##### Given passage

How can you extract a date from a string in a cell in Google Sheets using the powerful `REGEXEXTRACT()`

function?

The `REGEXEXTRACT(text, regular_expression)`

function has two parameters with the first labelled as `text`

being the string operated on and the second labelled as `regular_expression`

being the regular expression (using RE2 syntax) to extract data from.

Here are a few popular examples of how you can use this powerful function to extract dates from a string in Google Sheets.

## Extract D/M/YYYY, DD/MM/YYYY, M/D/YYYY or MM/DD/YYYY

Recently I had a case where a cell contained a long string that had dates in the format `D/M/YYYY`

or `DD/MM/YYYY`

, for example, `1/6/2022`

or `12/10/2022`

.

By using the `REGEXEXTRACT()`

function I was able to extract the numbers from the string according to what they represented and then inserted them into the `DATE()`

function to obtain the desired result of a date cell.

The resulting formula was as follows:

A | |
---|---|

1 | This is a long string with a date at the end 1/10/2022 |

2 | 01/10/2022`=DATE(REGEXEXTRACT(A1,"/(\d{4})"), REGEXEXTRACT(A1, "\s(\d{1,2})/"), REGEXEXTRACT(A1, "/(\d{1,2})/"))` |

`REGEXEXTRACT`

to create a valid `DATE`

value from stringFrom the above example there are three distinct `REGEXEXTRACT`

functions that are extracting from the original string in `A1`

the needed value according to the three parameters of the `DATE()`

formula.

The first parameter of the `DATE`

formula is the year which in the original string is exactly 4 digits long and in this example is found after a forward slash character `/`

. Therefore to capture this using the regular expression `"/(\d{4})"`

means finding a forward slash `/`

start capture `(`

where four digits follow `/d{4}`

and then close capture `)`

.

The second parameter of the `DATE`

formula is the **month** which in the original string is found as the first number that has a trailing forward slash `/`

. To capture this number from the string the regular expression `"\s(\d{1,2})/"`

is used which reading it from left to right means: find a space character `\s`

then start capture `(`

of a digit containing 1 or 2 numbers `\d{1,2}`

then close capture `)`

and number must have a trailing slash `/`

.

##########
##### Data lines

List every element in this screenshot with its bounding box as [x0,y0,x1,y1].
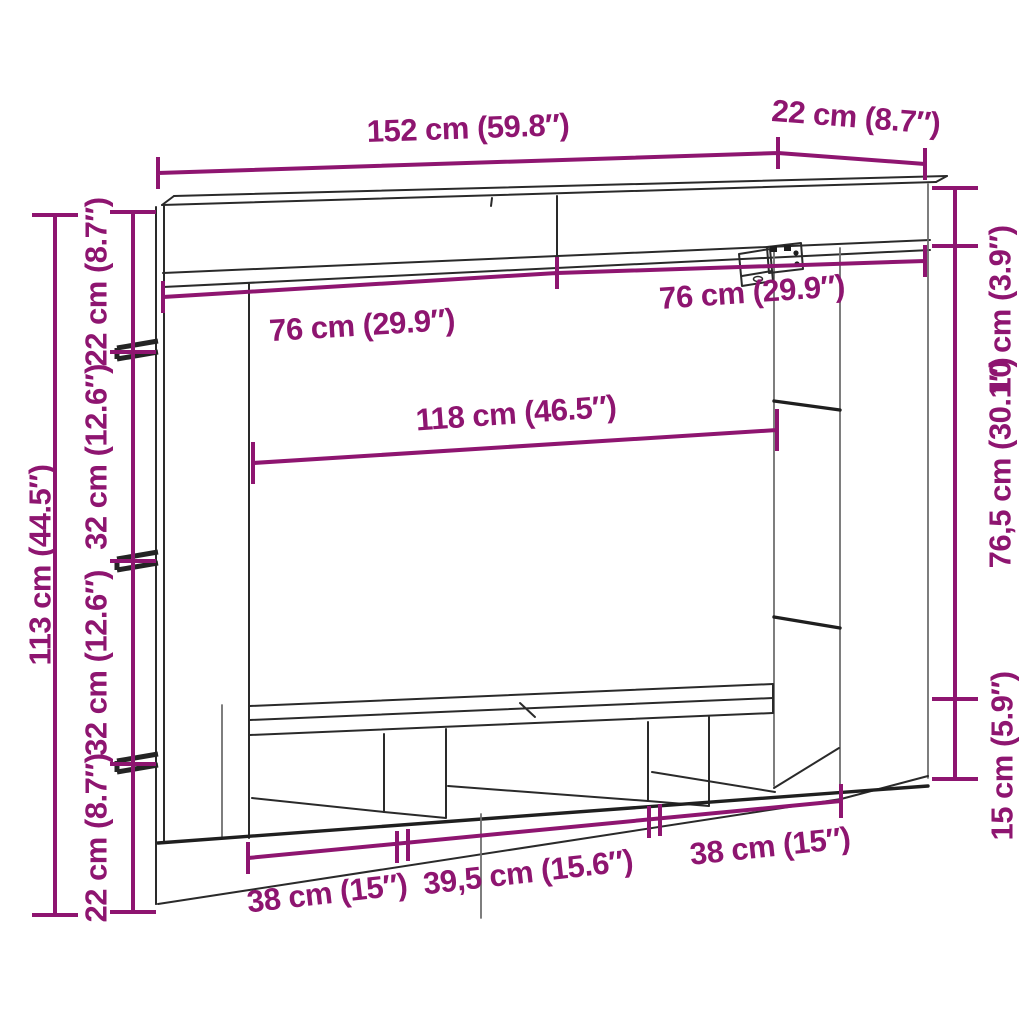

##########

The tasks |
a: Summarize the page on extracting dates with REGEXEXTRACT in two sentences.
b: Extend the explanation of extracting dates with REGEXEXTRACT, picking up right after its final sentence.

Answer list |
a: In Google Sheets, the REGEXEXTRACT function takes the string to operate on and a regular expression in RE2 syntax, and it can be used to extract dates from a string in a cell. In one example, three REGEXEXTRACT calls pull the values needed for the three parameters of the DATE() formula from a string in A1, such as the four-digit year after a forward slash with "/(\d{4})" and the month with "\s(\d{1,2})/", to produce a date cell.

b:
The third parameter of the `DATE`

formula is the **day** which in the original string is found between the two forward slashes `/`

. Therefore to capture this using the regular expression `"/(\d{1,2})/"`

means to find a forward slash `/`

and to start capture `(`

where there are digits of 1 or 2 in length `\d{1,2}`

then close capture `)`

and number must have a trailing forward slash after it `/`

.

If your date is in the format `DD/MM/YYYY`

or `D/M/YYYY`

then you could swap the second and third parameters to obtain the same result.

Here is the formula to extract dates in the format `M/D/YYYY`

or `MM/DD/YYYY`

:

`=DATE(REGEXEXTRACT(A1,"/(\d{4})"), REGEXEXTRACT(A1, "\s(\d{1,2})/"), REGEXEXTRACT(A1, "/(\d{1,2})/"))`

Here is the formula to extract dates in the format `D/M/YYYY`

or `DD/MM/YYYY`

:

`=DATE(REGEXEXTRACT(A1,"/(\d{4})"), REGEXEXTRACT(A1, "/(\d{1,2})/"), REGEXEXTRACT(A1, "\s(\d{1,2})/"))`

## Extract YYYYMMDD

How do you extract from a string the date value in the format `YYYYMMDD`

?

In the same way `REGEXEXTRACT`

was used above to extract the digits from a string the same function can be used to extract the required values from a date in the format `YYYYMMDD`

.

Here’s a demonstration of how this works in a Google Sheet:

A | |
---|---|

1 | This is a long string with a date of 20220110 |

2 | 01/10/2022`=DATE(REGEXEXTRACT(A1,"(\d{4})\d{4}"), REGEXEXTRACT(A1, "\d{4}(\d{2})\d{2}"), REGEXEXTRACT(A1, "\d{6}(\d{2})"))` |

`REGEXEXTRACT`

to create a valid `DATE`

value from string where format of the date is `YYYYMMDD`

As you can see the same `DATE`

and `REGEXEXTRACT`

functions are used to grab the necessary numbers from the string.

The first `REGEXEXTRACT`

contains the regular expression `(\d{4})\d{4}`

which means capture the first four digits where another four digits follow – which means I’m capturing the year part of the `YYYYMMDD`

formatted date.

The second `REGEXEXTRACT`

contains the regular expression `\d{4}(\d{2})\d{2}`

which means find four digits then start capture of two digits that are then followed by two digits. This is how to extract the month from the `YYYYMMDD`

format.

The third and last `REGEXEXTRACT`

contains the regular expression `\d{6}(\d{2})`

which means find 6 digits then capture the last two digits. This is how to extract the day of the month component from the string that is formatted `YYYYMMDD`

.

Here is the formula again:

`=DATE(REGEXEXTRACT(A1,"(\d{4})\d{4}"), REGEXEXTRACT(A1, "\d{4}(\d{2})\d{2}"), REGEXEXTRACT(A1, "\d{6}(\d{2})"))`

## Summary

The `REGEXEXTRACT`

is a powerful function in Google Sheets that can easily enable you to capture dates from strings.

Whether the format of the date in the string is `YYYYMMDD`

or `MM/DD/YYYY`

or `D/M/YYYY`

as demonstrated above each date format can easily be captured using the `REGEXEXTRACT`

formula.